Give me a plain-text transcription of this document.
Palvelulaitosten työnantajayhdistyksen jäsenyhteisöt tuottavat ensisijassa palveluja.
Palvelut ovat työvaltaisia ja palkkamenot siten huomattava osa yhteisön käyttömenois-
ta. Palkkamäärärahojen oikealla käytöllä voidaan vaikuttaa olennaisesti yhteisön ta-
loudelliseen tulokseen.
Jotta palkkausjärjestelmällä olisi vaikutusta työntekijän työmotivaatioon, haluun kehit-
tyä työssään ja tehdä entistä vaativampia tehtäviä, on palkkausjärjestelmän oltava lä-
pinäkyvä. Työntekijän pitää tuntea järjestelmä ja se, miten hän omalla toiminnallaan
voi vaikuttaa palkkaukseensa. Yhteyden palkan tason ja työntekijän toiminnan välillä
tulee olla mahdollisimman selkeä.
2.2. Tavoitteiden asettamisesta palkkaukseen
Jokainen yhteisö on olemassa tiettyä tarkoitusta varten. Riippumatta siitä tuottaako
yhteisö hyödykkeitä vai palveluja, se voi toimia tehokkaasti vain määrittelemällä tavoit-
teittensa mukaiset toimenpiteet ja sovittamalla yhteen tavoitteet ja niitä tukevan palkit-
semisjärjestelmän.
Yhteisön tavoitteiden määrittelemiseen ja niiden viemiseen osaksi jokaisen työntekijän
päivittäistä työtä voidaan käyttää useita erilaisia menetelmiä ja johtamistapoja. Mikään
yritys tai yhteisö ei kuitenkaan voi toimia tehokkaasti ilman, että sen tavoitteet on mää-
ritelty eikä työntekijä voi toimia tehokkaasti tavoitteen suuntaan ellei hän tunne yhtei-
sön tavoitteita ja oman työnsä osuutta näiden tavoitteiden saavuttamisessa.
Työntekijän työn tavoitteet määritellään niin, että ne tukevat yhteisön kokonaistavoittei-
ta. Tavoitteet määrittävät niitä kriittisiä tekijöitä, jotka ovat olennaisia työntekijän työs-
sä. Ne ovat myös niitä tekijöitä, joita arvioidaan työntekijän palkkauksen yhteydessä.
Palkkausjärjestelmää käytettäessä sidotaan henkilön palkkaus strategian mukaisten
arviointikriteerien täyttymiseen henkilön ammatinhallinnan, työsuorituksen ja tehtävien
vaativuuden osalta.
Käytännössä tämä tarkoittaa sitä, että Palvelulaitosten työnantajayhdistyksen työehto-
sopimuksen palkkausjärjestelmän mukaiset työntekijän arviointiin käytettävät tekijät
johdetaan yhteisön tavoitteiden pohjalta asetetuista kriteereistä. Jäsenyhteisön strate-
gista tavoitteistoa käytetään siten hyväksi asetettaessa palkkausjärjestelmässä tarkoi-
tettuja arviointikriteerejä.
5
********************
Exactly as written above, please repeat the entries.

Exercise solution:
Give me a plain-text transcription of this document.
Palvelulaitosten työnantajayhdistyksen jäsenyhteisöt tuottavat ensisijassa palveluja.
Palvelut ovat työvaltaisia ja palkkamenot siten huomattava osa yhteisön käyttömenois-
ta. Palkkamäärärahojen oikealla käytöllä voidaan vaikuttaa olennaisesti yhteisön ta-
loudelliseen tulokseen.
Jotta palkkausjärjestelmällä olisi vaikutusta työntekijän työmotivaatioon, haluun kehit-
tyä työssään ja tehdä entistä vaativampia tehtäviä, on palkkausjärjestelmän oltava lä-
pinäkyvä. Työntekijän pitää tuntea järjestelmä ja se, miten hän omalla toiminnallaan
voi vaikuttaa palkkaukseensa. Yhteyden palkan tason ja työntekijän toiminnan välillä
tulee olla mahdollisimman selkeä.
2.2. Tavoitteiden asettamisesta palkkaukseen
Jokainen yhteisö on olemassa tiettyä tarkoitusta varten. Riippumatta siitä tuottaako
yhteisö hyödykkeitä vai palveluja, se voi toimia tehokkaasti vain määrittelemällä tavoit-
teittensa mukaiset toimenpiteet ja sovittamalla yhteen tavoitteet ja niitä tukevan palkit-
semisjärjestelmän.
Yhteisön tavoitteiden määrittelemiseen ja niiden viemiseen osaksi jokaisen työntekijän
päivittäistä työtä voidaan käyttää useita erilaisia menetelmiä ja johtamistapoja. Mikään
yritys tai yhteisö ei kuitenkaan voi toimia tehokkaasti ilman, että sen tavoitteet on mää-
ritelty eikä työntekijä voi toimia tehokkaasti tavoitteen suuntaan ellei hän tunne yhtei-
sön tavoitteita ja oman työnsä osuutta näiden tavoitteiden saavuttamisessa.
Työntekijän työn tavoitteet määritellään niin, että ne tukevat yhteisön kokonaistavoittei-
ta. Tavoitteet määrittävät niitä kriittisiä tekijöitä, jotka ovat olennaisia työntekijän työs-
sä. Ne ovat myös niitä tekijöitä, joita arvioidaan työntekijän palkkauksen yhteydessä.
Palkkausjärjestelmää käytettäessä sidotaan henkilön palkkaus strategian mukaisten
arviointikriteerien täyttymiseen henkilön ammatinhallinnan, työsuorituksen ja tehtävien
vaativuuden osalta.
Käytännössä tämä tarkoittaa sitä, että Palvelulaitosten työnantajayhdistyksen työehto-
sopimuksen palkkausjärjestelmän mukaiset työntekijän arviointiin käytettävät tekijät
johdetaan yhteisön tavoitteiden pohjalta asetetuista kriteereistä. Jäsenyhteisön strate-
gista tavoitteistoa käytetään siten hyväksi asetettaessa palkkausjärjestelmässä tarkoi-
tettuja arviointikriteerejä.
5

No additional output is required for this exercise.